*What the task requires:* Reproduce the listing below without any change.

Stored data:
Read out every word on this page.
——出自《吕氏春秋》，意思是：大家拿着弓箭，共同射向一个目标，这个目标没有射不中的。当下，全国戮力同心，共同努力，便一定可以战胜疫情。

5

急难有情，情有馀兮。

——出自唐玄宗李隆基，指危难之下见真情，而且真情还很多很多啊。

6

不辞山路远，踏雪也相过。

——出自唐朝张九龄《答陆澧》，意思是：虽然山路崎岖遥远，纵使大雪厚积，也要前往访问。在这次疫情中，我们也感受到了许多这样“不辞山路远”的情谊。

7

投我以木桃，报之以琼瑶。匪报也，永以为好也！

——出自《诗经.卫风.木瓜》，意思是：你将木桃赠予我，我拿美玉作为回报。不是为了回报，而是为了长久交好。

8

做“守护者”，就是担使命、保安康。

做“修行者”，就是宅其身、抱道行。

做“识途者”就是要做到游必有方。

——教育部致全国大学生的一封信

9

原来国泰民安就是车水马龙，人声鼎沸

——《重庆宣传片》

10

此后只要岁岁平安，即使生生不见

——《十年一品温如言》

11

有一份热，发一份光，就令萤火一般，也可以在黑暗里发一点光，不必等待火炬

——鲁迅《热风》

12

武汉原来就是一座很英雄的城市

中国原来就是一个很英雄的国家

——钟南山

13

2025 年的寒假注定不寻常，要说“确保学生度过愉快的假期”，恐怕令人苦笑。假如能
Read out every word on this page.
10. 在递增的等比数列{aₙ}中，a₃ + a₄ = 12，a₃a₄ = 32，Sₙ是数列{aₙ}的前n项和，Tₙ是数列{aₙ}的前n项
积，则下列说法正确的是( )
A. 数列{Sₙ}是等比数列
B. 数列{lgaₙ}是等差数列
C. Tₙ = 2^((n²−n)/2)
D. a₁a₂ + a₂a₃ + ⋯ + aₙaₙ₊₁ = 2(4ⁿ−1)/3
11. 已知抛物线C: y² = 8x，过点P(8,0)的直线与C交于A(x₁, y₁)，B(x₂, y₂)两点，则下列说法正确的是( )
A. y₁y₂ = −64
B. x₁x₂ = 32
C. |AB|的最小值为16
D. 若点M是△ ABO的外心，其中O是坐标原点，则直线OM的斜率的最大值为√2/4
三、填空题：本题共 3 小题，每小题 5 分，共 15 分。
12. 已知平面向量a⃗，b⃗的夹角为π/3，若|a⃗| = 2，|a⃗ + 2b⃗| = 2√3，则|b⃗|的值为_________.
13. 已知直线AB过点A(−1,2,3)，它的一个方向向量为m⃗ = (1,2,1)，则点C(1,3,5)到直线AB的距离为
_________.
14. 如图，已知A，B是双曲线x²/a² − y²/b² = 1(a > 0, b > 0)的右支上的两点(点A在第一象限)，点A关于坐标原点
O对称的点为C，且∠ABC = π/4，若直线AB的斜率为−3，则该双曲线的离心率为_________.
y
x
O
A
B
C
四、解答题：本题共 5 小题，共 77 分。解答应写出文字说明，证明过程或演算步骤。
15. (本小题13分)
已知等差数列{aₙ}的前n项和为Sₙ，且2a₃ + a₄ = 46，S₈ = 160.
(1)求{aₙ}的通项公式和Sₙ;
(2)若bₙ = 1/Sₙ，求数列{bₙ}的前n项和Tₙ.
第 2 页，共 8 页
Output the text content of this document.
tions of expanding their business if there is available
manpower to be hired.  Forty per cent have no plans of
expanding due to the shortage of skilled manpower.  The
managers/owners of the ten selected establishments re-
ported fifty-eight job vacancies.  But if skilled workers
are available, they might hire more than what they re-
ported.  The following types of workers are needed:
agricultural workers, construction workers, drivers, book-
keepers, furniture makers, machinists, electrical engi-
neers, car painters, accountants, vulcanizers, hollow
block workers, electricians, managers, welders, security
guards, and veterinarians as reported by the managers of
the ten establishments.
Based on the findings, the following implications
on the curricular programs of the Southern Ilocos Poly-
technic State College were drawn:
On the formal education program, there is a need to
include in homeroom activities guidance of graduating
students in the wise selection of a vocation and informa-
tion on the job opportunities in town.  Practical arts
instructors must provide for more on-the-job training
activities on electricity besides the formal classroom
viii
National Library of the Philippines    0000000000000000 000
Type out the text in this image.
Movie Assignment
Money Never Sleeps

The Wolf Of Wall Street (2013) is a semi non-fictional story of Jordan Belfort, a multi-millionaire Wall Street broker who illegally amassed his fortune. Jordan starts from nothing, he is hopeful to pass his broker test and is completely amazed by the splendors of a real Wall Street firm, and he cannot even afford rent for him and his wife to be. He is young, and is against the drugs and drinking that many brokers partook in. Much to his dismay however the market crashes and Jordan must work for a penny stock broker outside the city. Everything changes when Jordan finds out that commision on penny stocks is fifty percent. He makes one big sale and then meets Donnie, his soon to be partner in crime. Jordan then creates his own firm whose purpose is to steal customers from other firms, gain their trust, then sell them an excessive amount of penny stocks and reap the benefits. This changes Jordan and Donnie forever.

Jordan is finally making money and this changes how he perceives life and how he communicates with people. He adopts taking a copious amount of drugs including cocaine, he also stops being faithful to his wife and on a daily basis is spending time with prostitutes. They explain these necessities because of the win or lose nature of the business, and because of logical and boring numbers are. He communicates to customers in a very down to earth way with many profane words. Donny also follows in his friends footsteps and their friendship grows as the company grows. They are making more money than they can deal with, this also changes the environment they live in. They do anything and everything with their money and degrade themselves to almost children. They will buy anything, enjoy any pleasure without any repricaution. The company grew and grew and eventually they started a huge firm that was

*Correct output:*
Read out every word on this page.
——出自《吕氏春秋》，意思是：大家拿着弓箭，共同射向一个目标，这个目标没有射不中的。当下，全国戮力同心，共同努力，便一定可以战胜疫情。

5

急难有情，情有馀兮。

——出自唐玄宗李隆基，指危难之下见真情，而且真情还很多很多啊。

6

不辞山路远，踏雪也相过。

——出自唐朝张九龄《答陆澧》，意思是：虽然山路崎岖遥远，纵使大雪厚积，也要前往访问。在这次疫情中，我们也感受到了许多这样“不辞山路远”的情谊。

7

投我以木桃，报之以琼瑶。匪报也，永以为好也！

——出自《诗经.卫风.木瓜》，意思是：你将木桃赠予我，我拿美玉作为回报。不是为了回报，而是为了长久交好。

8

做“守护者”，就是担使命、保安康。

做“修行者”，就是宅其身、抱道行。

做“识途者”就是要做到游必有方。

——教育部致全国大学生的一封信

9

原来国泰民安就是车水马龙，人声鼎沸

——《重庆宣传片》

10

此后只要岁岁平安，即使生生不见

——《十年一品温如言》

11

有一份热，发一份光，就令萤火一般，也可以在黑暗里发一点光，不必等待火炬

——鲁迅《热风》

12

武汉原来就是一座很英雄的城市

中国原来就是一个很英雄的国家

——钟南山

13

2025 年的寒假注定不寻常，要说“确保学生度过愉快的假期”，恐怕令人苦笑。假如能
Read out every word on this page.
10. 在递增的等比数列{aₙ}中，a₃ + a₄ = 12，a₃a₄ = 32，Sₙ是数列{aₙ}的前n项和，Tₙ是数列{aₙ}的前n项
积，则下列说法正确的是( )
A. 数列{Sₙ}是等比数列
B. 数列{lgaₙ}是等差数列
C. Tₙ = 2^((n²−n)/2)
D. a₁a₂ + a₂a₃ + ⋯ + aₙaₙ₊₁ = 2(4ⁿ−1)/3
11. 已知抛物线C: y² = 8x，过点P(8,0)的直线与C交于A(x₁, y₁)，B(x₂, y₂)两点，则下列说法正确的是( )
A. y₁y₂ = −64
B. x₁x₂ = 32
C. |AB|的最小值为16
D. 若点M是△ ABO的外心，其中O是坐标原点，则直线OM的斜率的最大值为√2/4
三、填空题：本题共 3 小题，每小题 5 分，共 15 分。
12. 已知平面向量a⃗，b⃗的夹角为π/3，若|a⃗| = 2，|a⃗ + 2b⃗| = 2√3，则|b⃗|的值为_________.
13. 已知直线AB过点A(−1,2,3)，它的一个方向向量为m⃗ = (1,2,1)，则点C(1,3,5)到直线AB的距离为
_________.
14. 如图，已知A，B是双曲线x²/a² − y²/b² = 1(a > 0, b > 0)的右支上的两点(点A在第一象限)，点A关于坐标原点
O对称的点为C，且∠ABC = π/4，若直线AB的斜率为−3，则该双曲线的离心率为_________.
y
x
O
A
B
C
四、解答题：本题共 5 小题，共 77 分。解答应写出文字说明，证明过程或演算步骤。
15. (本小题13分)
已知等差数列{aₙ}的前n项和为Sₙ，且2a₃ + a₄ = 46，S₈ = 160.
(1)求{aₙ}的通项公式和Sₙ;
(2)若bₙ = 1/Sₙ，求数列{bₙ}的前n项和Tₙ.
第 2 页，共 8 页
Output the text content of this document.
tions of expanding their business if there is available
manpower to be hired.  Forty per cent have no plans of
expanding due to the shortage of skilled manpower.  The
managers/owners of the ten selected establishments re-
ported fifty-eight job vacancies.  But if skilled workers
are available, they might hire more than what they re-
ported.  The following types of workers are needed:
agricultural workers, construction workers, drivers, book-
keepers, furniture makers, machinists, electrical engi-
neers, car painters, accountants, vulcanizers, hollow
block workers, electricians, managers, welders, security
guards, and veterinarians as reported by the managers of
the ten establishments.
Based on the findings, the following implications
on the curricular programs of the Southern Ilocos Poly-
technic State College were drawn:
On the formal education program, there is a need to
include in homeroom activities guidance of graduating
students in the wise selection of a vocation and informa-
tion on the job opportunities in town.  Practical arts
instructors must provide for more on-the-job training
activities on electricity besides the formal classroom
viii
National Library of the Philippines    0000000000000000 000
Type out the text in this image.
Movie Assignment
Money Never Sleeps

The Wolf Of Wall Street (2013) is a semi non-fictional story of Jordan Belfort, a multi-millionaire Wall Street broker who illegally amassed his fortune. Jordan starts from nothing, he is hopeful to pass his broker test and is completely amazed by the splendors of a real Wall Street firm, and he cannot even afford rent for him and his wife to be. He is young, and is against the drugs and drinking that many brokers partook in. Much to his dismay however the market crashes and Jordan must work for a penny stock broker outside the city. Everything changes when Jordan finds out that commision on penny stocks is fifty percent. He makes one big sale and then meets Donnie, his soon to be partner in crime. Jordan then creates his own firm whose purpose is to steal customers from other firms, gain their trust, then sell them an excessive amount of penny stocks and reap the benefits. This changes Jordan and Donnie forever.

Jordan is finally making money and this changes how he perceives life and how he communicates with people. He adopts taking a copious amount of drugs including cocaine, he also stops being faithful to his wife and on a daily basis is spending time with prostitutes. They explain these necessities because of the win or lose nature of the business, and because of logical and boring numbers are. He communicates to customers in a very down to earth way with many profane words. Donny also follows in his friends footsteps and their friendship grows as the company grows. They are making more money than they can deal with, this also changes the environment they live in. They do anything and everything with their money and degrade themselves to almost children. They will buy anything, enjoy any pleasure without any repricaution. The company grew and grew and eventually they started a huge firm that was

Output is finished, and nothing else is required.